Check every line of the entries for "Moderately", and copy the lines that hold it.

■ Stored data
==*==
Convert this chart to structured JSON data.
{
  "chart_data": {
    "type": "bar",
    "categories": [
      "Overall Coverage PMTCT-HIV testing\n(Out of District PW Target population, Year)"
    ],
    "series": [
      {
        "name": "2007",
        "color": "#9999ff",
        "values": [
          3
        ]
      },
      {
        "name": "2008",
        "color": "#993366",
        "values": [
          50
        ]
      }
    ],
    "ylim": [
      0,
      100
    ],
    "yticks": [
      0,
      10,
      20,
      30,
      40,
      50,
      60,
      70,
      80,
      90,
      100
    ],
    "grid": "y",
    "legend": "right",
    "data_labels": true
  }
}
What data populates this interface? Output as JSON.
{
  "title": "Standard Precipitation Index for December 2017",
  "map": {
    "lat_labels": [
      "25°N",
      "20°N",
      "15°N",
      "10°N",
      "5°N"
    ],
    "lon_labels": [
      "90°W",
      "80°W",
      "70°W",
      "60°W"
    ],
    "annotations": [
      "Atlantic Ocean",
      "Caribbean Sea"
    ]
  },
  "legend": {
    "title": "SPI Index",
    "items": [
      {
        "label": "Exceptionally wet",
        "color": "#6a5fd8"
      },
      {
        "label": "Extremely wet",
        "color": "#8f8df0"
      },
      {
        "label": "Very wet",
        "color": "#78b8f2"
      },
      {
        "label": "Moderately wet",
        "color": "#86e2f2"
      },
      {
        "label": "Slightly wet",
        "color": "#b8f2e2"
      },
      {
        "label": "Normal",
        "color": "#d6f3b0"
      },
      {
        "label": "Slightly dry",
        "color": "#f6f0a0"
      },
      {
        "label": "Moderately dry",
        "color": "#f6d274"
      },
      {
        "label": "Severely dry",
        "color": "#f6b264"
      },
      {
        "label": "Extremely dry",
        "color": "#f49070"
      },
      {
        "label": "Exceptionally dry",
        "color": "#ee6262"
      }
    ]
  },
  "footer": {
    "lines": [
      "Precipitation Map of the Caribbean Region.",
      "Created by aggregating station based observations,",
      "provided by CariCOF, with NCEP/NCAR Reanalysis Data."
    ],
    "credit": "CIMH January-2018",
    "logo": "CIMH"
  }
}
==*==
■ Completed task
        "label": "Moderately wet",
        "label": "Moderately dry",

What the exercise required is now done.